DATASET ENTRIES
━━━━━━━━━━━━━━━━

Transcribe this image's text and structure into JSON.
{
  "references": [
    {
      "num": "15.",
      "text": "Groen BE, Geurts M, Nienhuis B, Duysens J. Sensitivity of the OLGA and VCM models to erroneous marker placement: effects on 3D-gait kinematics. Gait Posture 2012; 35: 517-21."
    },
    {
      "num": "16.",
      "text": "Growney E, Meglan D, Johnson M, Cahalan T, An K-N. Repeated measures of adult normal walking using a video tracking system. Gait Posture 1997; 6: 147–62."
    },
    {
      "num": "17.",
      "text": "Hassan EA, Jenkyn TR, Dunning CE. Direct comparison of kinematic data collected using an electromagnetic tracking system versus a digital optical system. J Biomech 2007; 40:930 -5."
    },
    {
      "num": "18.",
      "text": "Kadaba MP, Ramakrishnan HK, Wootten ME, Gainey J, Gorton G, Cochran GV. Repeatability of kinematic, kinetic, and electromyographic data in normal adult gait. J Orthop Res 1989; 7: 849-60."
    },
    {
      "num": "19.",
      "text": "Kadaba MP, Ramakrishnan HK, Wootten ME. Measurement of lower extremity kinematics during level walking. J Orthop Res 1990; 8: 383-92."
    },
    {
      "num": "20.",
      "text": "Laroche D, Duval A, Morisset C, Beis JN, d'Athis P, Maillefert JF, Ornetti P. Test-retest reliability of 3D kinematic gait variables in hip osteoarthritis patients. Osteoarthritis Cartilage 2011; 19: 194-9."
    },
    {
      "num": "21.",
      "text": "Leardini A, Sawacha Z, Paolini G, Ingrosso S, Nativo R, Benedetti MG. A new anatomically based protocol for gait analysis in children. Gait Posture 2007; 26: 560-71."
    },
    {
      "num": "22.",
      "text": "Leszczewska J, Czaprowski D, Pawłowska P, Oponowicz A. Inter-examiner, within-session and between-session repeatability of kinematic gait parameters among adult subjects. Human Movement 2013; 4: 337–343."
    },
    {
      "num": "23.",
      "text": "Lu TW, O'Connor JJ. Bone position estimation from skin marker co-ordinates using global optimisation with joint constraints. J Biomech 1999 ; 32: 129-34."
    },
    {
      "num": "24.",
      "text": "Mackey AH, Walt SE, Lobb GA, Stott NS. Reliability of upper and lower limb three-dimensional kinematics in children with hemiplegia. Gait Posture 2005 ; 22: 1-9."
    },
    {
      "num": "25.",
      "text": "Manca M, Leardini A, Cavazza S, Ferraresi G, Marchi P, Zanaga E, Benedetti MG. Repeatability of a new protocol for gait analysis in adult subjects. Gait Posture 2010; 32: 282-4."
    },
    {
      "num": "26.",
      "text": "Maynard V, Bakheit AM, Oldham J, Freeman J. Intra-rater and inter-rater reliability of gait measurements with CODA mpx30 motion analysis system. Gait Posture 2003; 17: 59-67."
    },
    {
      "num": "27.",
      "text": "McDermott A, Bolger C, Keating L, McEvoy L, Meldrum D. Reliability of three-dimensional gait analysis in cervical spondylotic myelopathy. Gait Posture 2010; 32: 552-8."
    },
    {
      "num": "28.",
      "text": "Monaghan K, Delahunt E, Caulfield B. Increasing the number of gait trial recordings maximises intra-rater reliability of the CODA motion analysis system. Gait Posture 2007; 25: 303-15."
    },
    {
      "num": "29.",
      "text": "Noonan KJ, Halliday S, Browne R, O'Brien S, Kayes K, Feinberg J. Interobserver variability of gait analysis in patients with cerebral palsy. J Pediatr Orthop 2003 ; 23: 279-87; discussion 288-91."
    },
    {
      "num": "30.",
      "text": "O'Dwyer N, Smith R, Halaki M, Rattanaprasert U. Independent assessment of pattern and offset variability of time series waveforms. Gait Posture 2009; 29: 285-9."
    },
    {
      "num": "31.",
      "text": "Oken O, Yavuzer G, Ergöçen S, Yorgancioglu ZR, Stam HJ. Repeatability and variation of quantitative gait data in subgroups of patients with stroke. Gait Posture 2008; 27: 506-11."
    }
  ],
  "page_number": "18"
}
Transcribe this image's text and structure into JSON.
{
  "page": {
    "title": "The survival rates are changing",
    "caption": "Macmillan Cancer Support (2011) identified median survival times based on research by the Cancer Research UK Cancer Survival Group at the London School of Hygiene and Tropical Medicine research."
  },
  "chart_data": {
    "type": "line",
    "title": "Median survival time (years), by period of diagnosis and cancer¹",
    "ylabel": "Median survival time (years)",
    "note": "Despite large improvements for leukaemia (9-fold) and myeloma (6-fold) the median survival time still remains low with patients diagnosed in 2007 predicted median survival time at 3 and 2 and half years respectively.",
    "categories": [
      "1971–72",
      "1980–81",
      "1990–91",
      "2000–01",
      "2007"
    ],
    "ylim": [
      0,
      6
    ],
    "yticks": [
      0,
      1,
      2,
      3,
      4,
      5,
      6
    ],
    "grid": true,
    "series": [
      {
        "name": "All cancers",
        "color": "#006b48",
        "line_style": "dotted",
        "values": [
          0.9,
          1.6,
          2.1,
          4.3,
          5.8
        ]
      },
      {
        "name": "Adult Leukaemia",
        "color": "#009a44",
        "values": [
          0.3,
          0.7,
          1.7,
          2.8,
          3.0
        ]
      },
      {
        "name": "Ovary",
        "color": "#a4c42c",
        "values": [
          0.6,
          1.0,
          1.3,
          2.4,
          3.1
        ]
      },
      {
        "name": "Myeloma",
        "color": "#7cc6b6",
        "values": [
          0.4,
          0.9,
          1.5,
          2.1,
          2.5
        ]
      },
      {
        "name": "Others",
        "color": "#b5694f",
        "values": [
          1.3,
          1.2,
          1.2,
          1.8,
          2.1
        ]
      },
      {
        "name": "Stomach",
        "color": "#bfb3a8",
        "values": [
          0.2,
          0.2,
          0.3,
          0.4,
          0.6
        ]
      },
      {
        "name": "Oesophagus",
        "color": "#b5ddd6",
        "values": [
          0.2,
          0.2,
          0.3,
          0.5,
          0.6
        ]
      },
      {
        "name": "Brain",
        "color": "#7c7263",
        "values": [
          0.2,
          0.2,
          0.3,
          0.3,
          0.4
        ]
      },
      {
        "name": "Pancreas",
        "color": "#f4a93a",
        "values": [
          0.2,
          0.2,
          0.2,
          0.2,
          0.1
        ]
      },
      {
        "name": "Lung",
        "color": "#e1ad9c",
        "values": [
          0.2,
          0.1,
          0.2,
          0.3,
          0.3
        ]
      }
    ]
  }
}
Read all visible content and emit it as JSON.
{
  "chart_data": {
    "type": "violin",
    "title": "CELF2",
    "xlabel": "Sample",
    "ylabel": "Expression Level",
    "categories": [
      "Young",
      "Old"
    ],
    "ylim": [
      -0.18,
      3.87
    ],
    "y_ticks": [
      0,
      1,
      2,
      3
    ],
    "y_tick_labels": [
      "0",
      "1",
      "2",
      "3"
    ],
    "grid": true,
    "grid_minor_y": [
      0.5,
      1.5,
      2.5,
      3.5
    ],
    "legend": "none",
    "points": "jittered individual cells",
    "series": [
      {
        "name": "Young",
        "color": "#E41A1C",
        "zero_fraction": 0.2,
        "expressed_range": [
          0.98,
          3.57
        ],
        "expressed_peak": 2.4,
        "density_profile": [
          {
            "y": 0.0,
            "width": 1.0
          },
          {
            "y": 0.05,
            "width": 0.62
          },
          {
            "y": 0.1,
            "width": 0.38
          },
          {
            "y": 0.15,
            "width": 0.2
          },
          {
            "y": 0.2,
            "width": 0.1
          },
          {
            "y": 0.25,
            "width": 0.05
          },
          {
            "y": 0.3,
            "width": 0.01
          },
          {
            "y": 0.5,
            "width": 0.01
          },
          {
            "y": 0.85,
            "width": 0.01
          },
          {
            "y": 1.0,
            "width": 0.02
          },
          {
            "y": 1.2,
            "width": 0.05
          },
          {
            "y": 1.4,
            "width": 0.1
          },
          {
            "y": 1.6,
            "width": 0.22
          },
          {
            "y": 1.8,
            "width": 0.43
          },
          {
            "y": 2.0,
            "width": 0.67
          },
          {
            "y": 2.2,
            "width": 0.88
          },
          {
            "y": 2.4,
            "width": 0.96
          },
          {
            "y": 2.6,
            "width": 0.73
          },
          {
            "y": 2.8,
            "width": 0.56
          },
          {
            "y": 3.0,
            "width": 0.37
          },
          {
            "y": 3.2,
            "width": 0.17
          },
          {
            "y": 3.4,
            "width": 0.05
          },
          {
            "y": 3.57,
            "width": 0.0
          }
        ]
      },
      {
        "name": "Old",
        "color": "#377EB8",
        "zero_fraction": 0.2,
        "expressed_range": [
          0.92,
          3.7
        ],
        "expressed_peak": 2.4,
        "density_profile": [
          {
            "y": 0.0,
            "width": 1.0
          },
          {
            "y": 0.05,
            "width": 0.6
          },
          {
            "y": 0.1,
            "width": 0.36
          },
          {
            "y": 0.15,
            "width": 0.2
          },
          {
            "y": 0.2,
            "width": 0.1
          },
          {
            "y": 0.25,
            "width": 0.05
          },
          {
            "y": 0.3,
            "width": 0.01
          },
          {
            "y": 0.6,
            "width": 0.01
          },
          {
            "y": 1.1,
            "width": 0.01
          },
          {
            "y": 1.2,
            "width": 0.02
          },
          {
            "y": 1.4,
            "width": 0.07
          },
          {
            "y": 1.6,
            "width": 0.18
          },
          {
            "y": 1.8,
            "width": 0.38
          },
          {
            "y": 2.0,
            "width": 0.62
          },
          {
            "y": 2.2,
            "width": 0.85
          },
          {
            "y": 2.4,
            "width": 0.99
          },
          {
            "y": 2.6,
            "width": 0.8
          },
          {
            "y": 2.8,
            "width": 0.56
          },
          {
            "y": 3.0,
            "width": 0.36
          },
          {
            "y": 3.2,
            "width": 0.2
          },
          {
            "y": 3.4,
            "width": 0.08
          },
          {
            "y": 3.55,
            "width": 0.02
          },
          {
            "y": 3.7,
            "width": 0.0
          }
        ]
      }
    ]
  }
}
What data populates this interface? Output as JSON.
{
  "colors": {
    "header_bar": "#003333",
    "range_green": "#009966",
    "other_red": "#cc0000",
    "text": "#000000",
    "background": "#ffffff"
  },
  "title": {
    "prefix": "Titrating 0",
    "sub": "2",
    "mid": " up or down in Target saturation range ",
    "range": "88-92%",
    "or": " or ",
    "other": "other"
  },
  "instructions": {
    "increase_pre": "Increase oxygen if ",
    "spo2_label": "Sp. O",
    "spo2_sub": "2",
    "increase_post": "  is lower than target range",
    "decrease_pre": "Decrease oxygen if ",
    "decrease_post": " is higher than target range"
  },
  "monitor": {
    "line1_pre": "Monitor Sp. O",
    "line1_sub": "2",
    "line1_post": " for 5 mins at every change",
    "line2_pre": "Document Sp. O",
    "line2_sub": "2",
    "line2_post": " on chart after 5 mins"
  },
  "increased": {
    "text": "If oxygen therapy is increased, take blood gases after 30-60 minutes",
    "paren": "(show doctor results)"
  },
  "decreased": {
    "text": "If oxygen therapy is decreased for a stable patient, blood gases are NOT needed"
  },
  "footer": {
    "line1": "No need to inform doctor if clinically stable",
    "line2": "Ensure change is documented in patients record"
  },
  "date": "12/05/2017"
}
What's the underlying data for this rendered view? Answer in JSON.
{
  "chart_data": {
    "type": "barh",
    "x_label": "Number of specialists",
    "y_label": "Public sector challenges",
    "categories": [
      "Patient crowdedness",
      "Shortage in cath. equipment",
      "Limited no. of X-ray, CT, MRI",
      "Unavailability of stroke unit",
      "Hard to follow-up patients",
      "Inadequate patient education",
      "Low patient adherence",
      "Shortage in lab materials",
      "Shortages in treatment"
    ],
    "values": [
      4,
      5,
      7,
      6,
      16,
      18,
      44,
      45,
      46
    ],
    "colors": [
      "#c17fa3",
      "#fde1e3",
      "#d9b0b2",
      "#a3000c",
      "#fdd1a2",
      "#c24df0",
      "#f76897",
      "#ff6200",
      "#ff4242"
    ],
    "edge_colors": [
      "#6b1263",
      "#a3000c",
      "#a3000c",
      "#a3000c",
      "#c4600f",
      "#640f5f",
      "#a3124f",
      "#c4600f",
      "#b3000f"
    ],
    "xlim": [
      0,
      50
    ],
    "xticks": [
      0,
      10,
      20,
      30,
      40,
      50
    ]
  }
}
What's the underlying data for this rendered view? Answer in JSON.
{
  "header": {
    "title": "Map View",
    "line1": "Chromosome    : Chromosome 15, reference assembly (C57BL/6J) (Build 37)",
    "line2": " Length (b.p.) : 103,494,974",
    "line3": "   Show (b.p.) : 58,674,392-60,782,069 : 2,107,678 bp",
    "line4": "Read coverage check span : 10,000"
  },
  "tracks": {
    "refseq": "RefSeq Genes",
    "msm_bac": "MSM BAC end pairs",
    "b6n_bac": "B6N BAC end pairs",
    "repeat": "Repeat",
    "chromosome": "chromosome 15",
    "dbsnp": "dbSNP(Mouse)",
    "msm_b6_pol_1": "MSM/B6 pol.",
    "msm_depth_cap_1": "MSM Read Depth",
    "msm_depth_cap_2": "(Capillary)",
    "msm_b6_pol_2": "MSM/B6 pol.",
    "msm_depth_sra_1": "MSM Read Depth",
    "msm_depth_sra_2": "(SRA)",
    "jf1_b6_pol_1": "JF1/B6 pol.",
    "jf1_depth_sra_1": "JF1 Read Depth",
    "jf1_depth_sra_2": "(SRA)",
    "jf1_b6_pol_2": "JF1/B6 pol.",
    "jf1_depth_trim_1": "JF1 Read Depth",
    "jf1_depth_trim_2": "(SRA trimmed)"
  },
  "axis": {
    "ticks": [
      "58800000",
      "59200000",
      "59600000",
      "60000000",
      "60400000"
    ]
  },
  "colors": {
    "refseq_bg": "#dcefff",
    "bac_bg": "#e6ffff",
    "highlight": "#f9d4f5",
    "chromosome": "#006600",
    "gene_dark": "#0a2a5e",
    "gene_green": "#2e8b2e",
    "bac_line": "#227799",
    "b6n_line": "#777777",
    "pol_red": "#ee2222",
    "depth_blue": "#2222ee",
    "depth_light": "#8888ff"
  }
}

━━━━━━━━━━━━━━━━

AIM OF THE TASK
The sole response should be the count of lines in the material holding the string "dimensional".

RESPONSE AREA
2